Request » Give a verbatim copy of the lines below, minus the pictures.

Entries from a visual dataset
....................

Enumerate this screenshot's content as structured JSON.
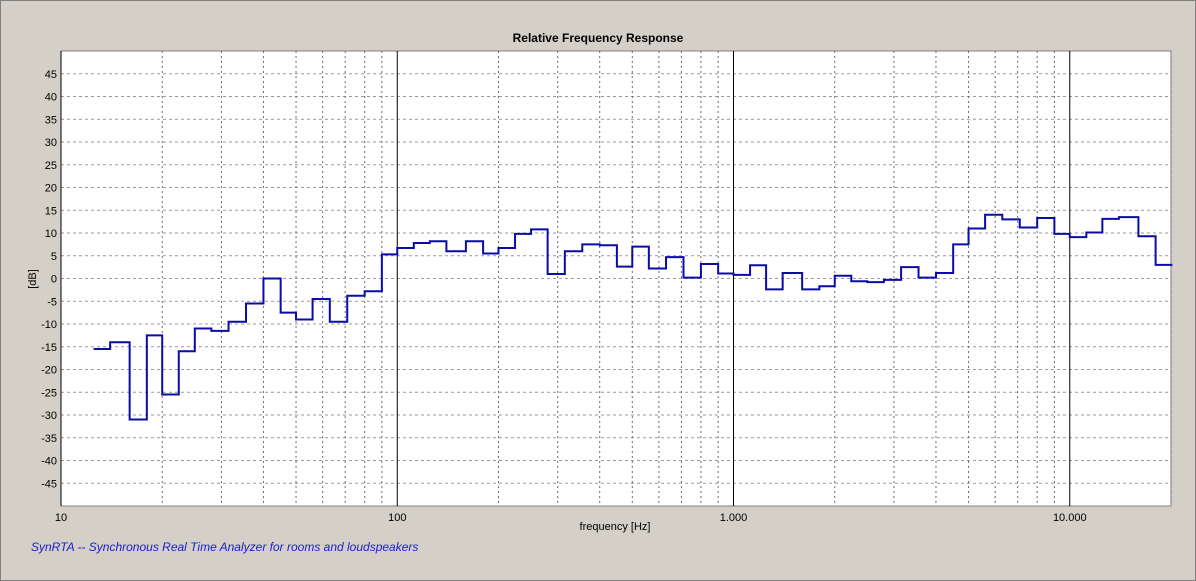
{
  "chart_data": {
    "type": "line",
    "title": "Relative Frequency Response",
    "xlabel": "frequency [Hz]",
    "ylabel": "[dB]",
    "x_scale": "log",
    "xlim": [
      10,
      20000
    ],
    "ylim": [
      -50,
      50
    ],
    "x_ticks": [
      {
        "value": 10,
        "label": "10"
      },
      {
        "value": 100,
        "label": "100"
      },
      {
        "value": 1000,
        "label": "1.000"
      },
      {
        "value": 10000,
        "label": "10.000"
      }
    ],
    "y_ticks": [
      45,
      40,
      35,
      30,
      25,
      20,
      15,
      10,
      5,
      0,
      -5,
      -10,
      -15,
      -20,
      -25,
      -30,
      -35,
      -40,
      -45
    ],
    "grid": true,
    "series": [
      {
        "color": "#0b0ba8",
        "style": "step",
        "x": [
          12.5,
          14,
          16,
          18,
          20,
          22.4,
          25,
          28,
          31.5,
          35.5,
          40,
          45,
          50,
          56,
          63,
          71,
          80,
          90,
          100,
          112,
          125,
          140,
          160,
          180,
          200,
          224,
          250,
          280,
          315,
          355,
          400,
          450,
          500,
          560,
          630,
          710,
          800,
          900,
          1000,
          1120,
          1250,
          1400,
          1600,
          1800,
          2000,
          2240,
          2500,
          2800,
          3150,
          3550,
          4000,
          4500,
          5000,
          5600,
          6300,
          7100,
          8000,
          9000,
          10000,
          11200,
          12500,
          14000,
          16000,
          18000
        ],
        "values": [
          -15.5,
          -14,
          -31,
          -12.5,
          -25.5,
          -16,
          -11,
          -11.5,
          -9.5,
          -5.5,
          0,
          -7.5,
          -9,
          -4.5,
          -9.5,
          -3.8,
          -2.8,
          5.3,
          6.7,
          7.8,
          8.2,
          6,
          8.2,
          5.5,
          6.7,
          9.8,
          10.8,
          1,
          6,
          7.5,
          7.3,
          2.6,
          7,
          2.2,
          4.7,
          0.2,
          3.2,
          1.1,
          0.8,
          2.9,
          -2.4,
          1.2,
          -2.4,
          -1.7,
          0.6,
          -0.6,
          -0.8,
          -0.3,
          2.5,
          0.2,
          1.2,
          7.5,
          11,
          14,
          13,
          11.2,
          13.3,
          9.8,
          9.1,
          10.1,
          13.1,
          13.5,
          9.3,
          3
        ]
      }
    ]
  },
  "footer_text": "SynRTA -- Synchronous Real Time Analyzer for rooms and loudspeakers"
}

....................

Completed exercise »
Enumerate this screenshot's content as structured JSON.
{
  "chart_data": {
    "type": "line",
    "title": "Relative Frequency Response",
    "xlabel": "frequency [Hz]",
    "ylabel": "[dB]",
    "x_scale": "log",
    "xlim": [
      10,
      20000
    ],
    "ylim": [
      -50,
      50
    ],
    "x_ticks": [
      {
        "value": 10,
        "label": "10"
      },
      {
        "value": 100,
        "label": "100"
      },
      {
        "value": 1000,
        "label": "1.000"
      },
      {
        "value": 10000,
        "label": "10.000"
      }
    ],
    "y_ticks": [
      45,
      40,
      35,
      30,
      25,
      20,
      15,
      10,
      5,
      0,
      -5,
      -10,
      -15,
      -20,
      -25,
      -30,
      -35,
      -40,
      -45
    ],
    "grid": true,
    "series": [
      {
        "color": "#0b0ba8",
        "style": "step",
        "x": [
          12.5,
          14,
          16,
          18,
          20,
          22.4,
          25,
          28,
          31.5,
          35.5,
          40,
          45,
          50,
          56,
          63,
          71,
          80,
          90,
          100,
          112,
          125,
          140,
          160,
          180,
          200,
          224,
          250,
          280,
          315,
          355,
          400,
          450,
          500,
          560,
          630,
          710,
          800,
          900,
          1000,
          1120,
          1250,
          1400,
          1600,
          1800,
          2000,
          2240,
          2500,
          2800,
          3150,
          3550,
          4000,
          4500,
          5000,
          5600,
          6300,
          7100,
          8000,
          9000,
          10000,
          11200,
          12500,
          14000,
          16000,
          18000
        ],
        "values": [
          -15.5,
          -14,
          -31,
          -12.5,
          -25.5,
          -16,
          -11,
          -11.5,
          -9.5,
          -5.5,
          0,
          -7.5,
          -9,
          -4.5,
          -9.5,
          -3.8,
          -2.8,
          5.3,
          6.7,
          7.8,
          8.2,
          6,
          8.2,
          5.5,
          6.7,
          9.8,
          10.8,
          1,
          6,
          7.5,
          7.3,
          2.6,
          7,
          2.2,
          4.7,
          0.2,
          3.2,
          1.1,
          0.8,
          2.9,
          -2.4,
          1.2,
          -2.4,
          -1.7,
          0.6,
          -0.6,
          -0.8,
          -0.3,
          2.5,
          0.2,
          1.2,
          7.5,
          11,
          14,
          13,
          11.2,
          13.3,
          9.8,
          9.1,
          10.1,
          13.1,
          13.5,
          9.3,
          3
        ]
      }
    ]
  },
  "footer_text": "SynRTA -- Synchronous Real Time Analyzer for rooms and loudspeakers"
}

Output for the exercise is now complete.